Provided passage:
ELWOOD WRITERS MEETING 31ST JANUARY 2017

‘What is written without effort is in general read without pleasure.’
Samuel Johnson

It was another lively session at Elwood Writers, especially with world events as they are. We discussed the group goals for 2017, including our planned soiree in August where we will read from our own work. As the group prepares to attend Adelaide Writers’ Week in March, we looked at the possibility of designing individual business cards that reflect our status as members of Elwood Writers.

In the past fortnight, Margaret attended Lee Kofman’s Introduction to Memoir: Telling the Emotional Truth. Lee reminded the class that memoir is always about memory, it is always told from your point of view, and is not so much about what happens to you as it is about ‘what you make of it’. She emphasized that the narrator must always be specific in their writing, that is give details. When asked about the importance of telling the emotional truth in memoir, she said, to paraphrase Samuel Johnson: ‘Books that don’t do any harm don’t give any pleasure.’

In the workshopping sessions, Margaret read a piece from her memoir that is currently ‘placeless’ (as Lee would say) in her narrative, but important to it. Jennifer is preparing her first contribution to a short-story writing online class that she has enrolled in. Her story is most topical and we await the class feedback. Barry read a piece of fiction he intends submitting to a literary journal. Helen presented a new poem written ‘off the cuff’ in a poetry class she attended. We look forward to hearing more about this at our next session.

Radio Times

On Vision Australia Radio later this week, 2 programs featuring the work of the Elwood Writers will be rebroadcast for the Best Of Cover To Cover:

Mothers can be heard again on Thursday 29 December at 12:00 p.m.

Written request 1:
Answer these questions from the Elwood Writers meeting notes:
(a) In which month is the group's soiree planned?
(b) What was the title of the class Margaret attended?
(c) What does Barry intend to do with his piece of fiction?
The meeting notes and the listing that follows come from unrelated sources.

Data provided:
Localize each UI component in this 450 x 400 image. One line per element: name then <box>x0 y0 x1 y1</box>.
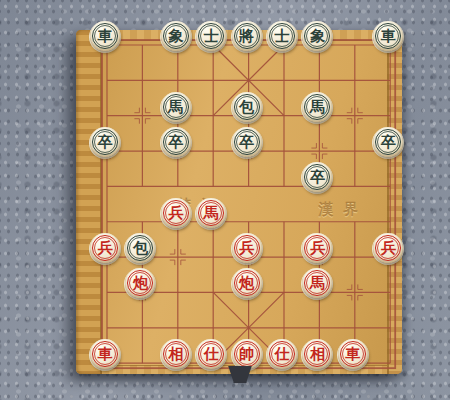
piece-red-advisor[interactable]: 仕 <box>196 339 226 369</box>
piece-red-soldier[interactable]: 兵 <box>302 233 332 263</box>
piece-black-general[interactable]: 將 <box>232 21 262 51</box>
photo-scene: 楚河 漢界 車象士將士象車馬包馬卒卒卒卒卒包兵馬兵兵兵兵炮炮馬車相仕帥仕相車 <box>0 0 450 400</box>
piece-red-horse[interactable]: 馬 <box>196 198 226 228</box>
piece-glyph: 卒 <box>161 127 191 157</box>
piece-glyph: 炮 <box>232 268 262 298</box>
piece-red-cannon[interactable]: 炮 <box>232 268 262 298</box>
piece-glyph: 仕 <box>267 339 297 369</box>
carved-border-right <box>387 30 402 374</box>
board-clasp <box>226 366 254 383</box>
piece-black-elephant[interactable]: 象 <box>161 21 191 51</box>
piece-glyph: 馬 <box>161 92 191 122</box>
piece-red-soldier[interactable]: 兵 <box>161 198 191 228</box>
piece-glyph: 車 <box>90 21 120 51</box>
piece-glyph: 兵 <box>302 233 332 263</box>
piece-red-cannon[interactable]: 炮 <box>125 268 155 298</box>
piece-glyph: 馬 <box>302 268 332 298</box>
piece-black-chariot[interactable]: 車 <box>373 21 403 51</box>
piece-black-chariot[interactable]: 車 <box>90 21 120 51</box>
piece-black-soldier[interactable]: 卒 <box>90 127 120 157</box>
piece-red-soldier[interactable]: 兵 <box>373 233 403 263</box>
piece-glyph: 包 <box>125 233 155 263</box>
xiangqi-board <box>76 30 402 374</box>
piece-black-advisor[interactable]: 士 <box>196 21 226 51</box>
piece-glyph: 馬 <box>196 198 226 228</box>
piece-glyph: 仕 <box>196 339 226 369</box>
piece-glyph: 炮 <box>125 268 155 298</box>
piece-black-cannon[interactable]: 包 <box>232 92 262 122</box>
piece-black-cannon[interactable]: 包 <box>125 233 155 263</box>
piece-glyph: 士 <box>267 21 297 51</box>
piece-glyph: 卒 <box>232 127 262 157</box>
piece-red-chariot[interactable]: 車 <box>338 339 368 369</box>
piece-red-general[interactable]: 帥 <box>232 339 262 369</box>
piece-black-advisor[interactable]: 士 <box>267 21 297 51</box>
piece-glyph: 車 <box>90 339 120 369</box>
piece-glyph: 帥 <box>232 339 262 369</box>
piece-glyph: 將 <box>232 21 262 51</box>
piece-glyph: 象 <box>161 21 191 51</box>
piece-glyph: 卒 <box>373 127 403 157</box>
piece-glyph: 兵 <box>232 233 262 263</box>
piece-black-elephant[interactable]: 象 <box>302 21 332 51</box>
piece-red-chariot[interactable]: 車 <box>90 339 120 369</box>
piece-glyph: 士 <box>196 21 226 51</box>
piece-black-soldier[interactable]: 卒 <box>232 127 262 157</box>
piece-red-soldier[interactable]: 兵 <box>90 233 120 263</box>
piece-glyph: 包 <box>232 92 262 122</box>
piece-glyph: 相 <box>161 339 191 369</box>
piece-glyph: 兵 <box>90 233 120 263</box>
piece-glyph: 卒 <box>90 127 120 157</box>
piece-black-soldier[interactable]: 卒 <box>373 127 403 157</box>
piece-glyph: 象 <box>302 21 332 51</box>
piece-black-soldier[interactable]: 卒 <box>302 162 332 192</box>
carved-border-left <box>76 30 102 374</box>
piece-red-elephant[interactable]: 相 <box>161 339 191 369</box>
piece-black-horse[interactable]: 馬 <box>161 92 191 122</box>
piece-red-soldier[interactable]: 兵 <box>232 233 262 263</box>
piece-glyph: 馬 <box>302 92 332 122</box>
piece-glyph: 車 <box>373 21 403 51</box>
piece-red-horse[interactable]: 馬 <box>302 268 332 298</box>
piece-black-soldier[interactable]: 卒 <box>161 127 191 157</box>
piece-glyph: 兵 <box>161 198 191 228</box>
piece-black-horse[interactable]: 馬 <box>302 92 332 122</box>
piece-glyph: 卒 <box>302 162 332 192</box>
piece-glyph: 兵 <box>373 233 403 263</box>
piece-red-elephant[interactable]: 相 <box>302 339 332 369</box>
piece-red-advisor[interactable]: 仕 <box>267 339 297 369</box>
piece-glyph: 車 <box>338 339 368 369</box>
piece-glyph: 相 <box>302 339 332 369</box>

Written request 2: In the listing, swap "interactable" for "clickable" from the line with "piece-red-advisor[interactable]: 仕 <box>196" to the line with "piece-red-cannon[interactable]: 炮 <box>232". Return only those lines, with nothing else altered.

Task answer 1:
(a) August.
(b) Introduction to Memoir: Telling the Emotional Truth.
(c) Submit it to a literary journal.

Task answer 2:
piece-red-advisor[clickable]: 仕 <box>196 339 226 369</box>
piece-red-soldier[clickable]: 兵 <box>302 233 332 263</box>
piece-black-general[clickable]: 將 <box>232 21 262 51</box>
photo-scene: 楚河 漢界 車象士將士象車馬包馬卒卒卒卒卒包兵馬兵兵兵兵炮炮馬車相仕帥仕相車 <box>0 0 450 400</box>
piece-red-horse[clickable]: 馬 <box>196 198 226 228</box>
piece-glyph: 卒 <box>161 127 191 157</box>
piece-glyph: 炮 <box>232 268 262 298</box>
piece-red-cannon[clickable]: 炮 <box>232 268 262 298</box>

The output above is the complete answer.